>> start Data excerpts

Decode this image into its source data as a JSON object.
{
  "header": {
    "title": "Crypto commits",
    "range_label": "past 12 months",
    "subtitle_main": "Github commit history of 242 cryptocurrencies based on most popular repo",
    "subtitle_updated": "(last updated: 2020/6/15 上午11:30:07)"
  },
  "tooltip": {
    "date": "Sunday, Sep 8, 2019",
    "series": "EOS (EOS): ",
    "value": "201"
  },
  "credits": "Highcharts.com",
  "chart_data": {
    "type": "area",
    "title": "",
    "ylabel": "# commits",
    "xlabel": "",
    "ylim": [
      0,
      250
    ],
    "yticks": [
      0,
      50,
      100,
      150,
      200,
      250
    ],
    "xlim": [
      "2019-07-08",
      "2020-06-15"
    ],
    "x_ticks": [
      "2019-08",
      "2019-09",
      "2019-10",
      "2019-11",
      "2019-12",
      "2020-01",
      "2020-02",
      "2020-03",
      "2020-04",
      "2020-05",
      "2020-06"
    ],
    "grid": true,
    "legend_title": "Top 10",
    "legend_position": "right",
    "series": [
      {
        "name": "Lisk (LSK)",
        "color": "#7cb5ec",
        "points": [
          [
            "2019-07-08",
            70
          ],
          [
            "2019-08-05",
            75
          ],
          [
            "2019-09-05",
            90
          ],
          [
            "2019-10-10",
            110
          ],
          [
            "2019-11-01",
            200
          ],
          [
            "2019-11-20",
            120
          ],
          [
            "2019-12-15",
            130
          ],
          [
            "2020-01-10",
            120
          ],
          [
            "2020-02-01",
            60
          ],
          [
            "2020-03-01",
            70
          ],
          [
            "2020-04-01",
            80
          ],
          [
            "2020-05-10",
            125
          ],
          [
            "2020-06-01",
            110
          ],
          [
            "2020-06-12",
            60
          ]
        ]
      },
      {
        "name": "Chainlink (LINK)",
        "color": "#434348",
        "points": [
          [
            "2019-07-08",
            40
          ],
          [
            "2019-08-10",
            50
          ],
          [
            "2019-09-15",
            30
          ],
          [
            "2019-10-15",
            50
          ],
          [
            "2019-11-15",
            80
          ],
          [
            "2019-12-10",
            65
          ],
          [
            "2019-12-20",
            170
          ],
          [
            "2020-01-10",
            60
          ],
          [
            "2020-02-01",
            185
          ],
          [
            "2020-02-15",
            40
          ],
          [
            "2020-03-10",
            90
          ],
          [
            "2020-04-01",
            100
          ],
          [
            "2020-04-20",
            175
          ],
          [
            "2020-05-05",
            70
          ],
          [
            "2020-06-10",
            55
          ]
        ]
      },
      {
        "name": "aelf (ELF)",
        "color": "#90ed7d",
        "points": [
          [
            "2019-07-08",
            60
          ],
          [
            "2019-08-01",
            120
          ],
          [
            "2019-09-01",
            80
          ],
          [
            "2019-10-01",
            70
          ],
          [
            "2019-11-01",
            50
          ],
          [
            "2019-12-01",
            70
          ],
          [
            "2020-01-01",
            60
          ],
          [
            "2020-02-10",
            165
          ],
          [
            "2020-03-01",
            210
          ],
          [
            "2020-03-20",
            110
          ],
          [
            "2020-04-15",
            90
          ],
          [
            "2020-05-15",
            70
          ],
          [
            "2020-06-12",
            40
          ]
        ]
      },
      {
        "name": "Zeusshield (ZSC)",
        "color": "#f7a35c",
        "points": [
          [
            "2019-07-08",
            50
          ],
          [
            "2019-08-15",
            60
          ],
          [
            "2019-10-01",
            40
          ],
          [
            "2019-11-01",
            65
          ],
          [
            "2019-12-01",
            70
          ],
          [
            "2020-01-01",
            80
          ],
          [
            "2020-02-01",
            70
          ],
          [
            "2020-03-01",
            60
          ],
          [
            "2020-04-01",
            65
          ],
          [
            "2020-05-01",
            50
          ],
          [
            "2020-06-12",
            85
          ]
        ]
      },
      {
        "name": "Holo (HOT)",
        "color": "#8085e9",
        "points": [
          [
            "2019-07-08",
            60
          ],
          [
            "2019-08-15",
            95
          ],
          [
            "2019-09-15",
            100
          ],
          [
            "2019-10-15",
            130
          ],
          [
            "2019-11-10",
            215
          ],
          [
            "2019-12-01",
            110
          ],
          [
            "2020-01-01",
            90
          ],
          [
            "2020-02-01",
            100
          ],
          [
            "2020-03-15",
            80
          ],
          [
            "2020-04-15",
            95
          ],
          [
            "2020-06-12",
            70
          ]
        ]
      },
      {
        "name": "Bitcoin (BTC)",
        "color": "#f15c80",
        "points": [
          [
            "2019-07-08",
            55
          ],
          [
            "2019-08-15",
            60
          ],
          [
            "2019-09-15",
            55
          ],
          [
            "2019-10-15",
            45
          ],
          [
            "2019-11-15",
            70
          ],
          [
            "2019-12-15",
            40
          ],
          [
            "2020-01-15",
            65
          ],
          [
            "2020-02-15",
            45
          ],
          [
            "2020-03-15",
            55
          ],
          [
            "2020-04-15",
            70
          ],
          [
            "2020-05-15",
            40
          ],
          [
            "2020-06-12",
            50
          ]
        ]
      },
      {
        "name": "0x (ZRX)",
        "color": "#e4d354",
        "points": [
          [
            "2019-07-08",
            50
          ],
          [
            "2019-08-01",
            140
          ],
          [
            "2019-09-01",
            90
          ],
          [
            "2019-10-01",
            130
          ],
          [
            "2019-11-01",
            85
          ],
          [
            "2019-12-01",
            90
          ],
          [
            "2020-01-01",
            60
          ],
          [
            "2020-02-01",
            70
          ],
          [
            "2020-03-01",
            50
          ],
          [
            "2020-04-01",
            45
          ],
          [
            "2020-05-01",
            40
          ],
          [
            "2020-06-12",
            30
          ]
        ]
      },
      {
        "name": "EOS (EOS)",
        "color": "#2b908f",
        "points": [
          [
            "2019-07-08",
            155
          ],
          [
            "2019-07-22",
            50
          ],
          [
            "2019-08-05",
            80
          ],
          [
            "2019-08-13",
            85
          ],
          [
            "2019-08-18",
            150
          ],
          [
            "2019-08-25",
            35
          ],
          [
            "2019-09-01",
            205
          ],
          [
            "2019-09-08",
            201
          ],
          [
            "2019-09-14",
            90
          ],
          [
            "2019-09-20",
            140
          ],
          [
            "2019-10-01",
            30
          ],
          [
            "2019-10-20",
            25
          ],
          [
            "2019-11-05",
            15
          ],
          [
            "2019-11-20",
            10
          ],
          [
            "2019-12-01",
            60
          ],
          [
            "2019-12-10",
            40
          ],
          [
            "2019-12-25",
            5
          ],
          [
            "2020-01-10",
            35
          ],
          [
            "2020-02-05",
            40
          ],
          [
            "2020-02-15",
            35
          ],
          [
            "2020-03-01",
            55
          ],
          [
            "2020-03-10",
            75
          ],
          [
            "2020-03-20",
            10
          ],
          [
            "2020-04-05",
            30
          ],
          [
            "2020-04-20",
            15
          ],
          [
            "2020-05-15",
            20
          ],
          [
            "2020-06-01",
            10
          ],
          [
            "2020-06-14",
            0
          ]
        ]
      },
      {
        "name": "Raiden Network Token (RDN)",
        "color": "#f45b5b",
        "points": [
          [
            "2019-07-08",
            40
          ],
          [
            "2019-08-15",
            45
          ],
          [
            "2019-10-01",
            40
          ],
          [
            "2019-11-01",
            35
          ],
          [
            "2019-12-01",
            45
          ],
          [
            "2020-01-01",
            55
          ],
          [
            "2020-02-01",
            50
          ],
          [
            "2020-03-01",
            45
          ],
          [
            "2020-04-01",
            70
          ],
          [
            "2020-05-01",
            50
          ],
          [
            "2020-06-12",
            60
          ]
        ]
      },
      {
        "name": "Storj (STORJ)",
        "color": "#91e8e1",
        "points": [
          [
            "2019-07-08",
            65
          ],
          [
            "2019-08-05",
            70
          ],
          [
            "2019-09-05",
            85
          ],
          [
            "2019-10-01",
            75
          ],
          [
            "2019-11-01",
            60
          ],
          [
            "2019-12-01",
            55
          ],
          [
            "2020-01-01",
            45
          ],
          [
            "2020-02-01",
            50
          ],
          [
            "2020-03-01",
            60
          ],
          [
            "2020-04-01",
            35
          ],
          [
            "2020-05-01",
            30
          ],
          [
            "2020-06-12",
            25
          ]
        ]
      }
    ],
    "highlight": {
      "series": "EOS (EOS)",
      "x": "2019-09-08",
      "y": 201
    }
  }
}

>> end Data excerpts

### Short problem
Which lines of the data above contain "series"? Copy each one.

### Exercise result
    "series": "EOS (EOS): ",
    "series": [
      "series": "EOS (EOS)",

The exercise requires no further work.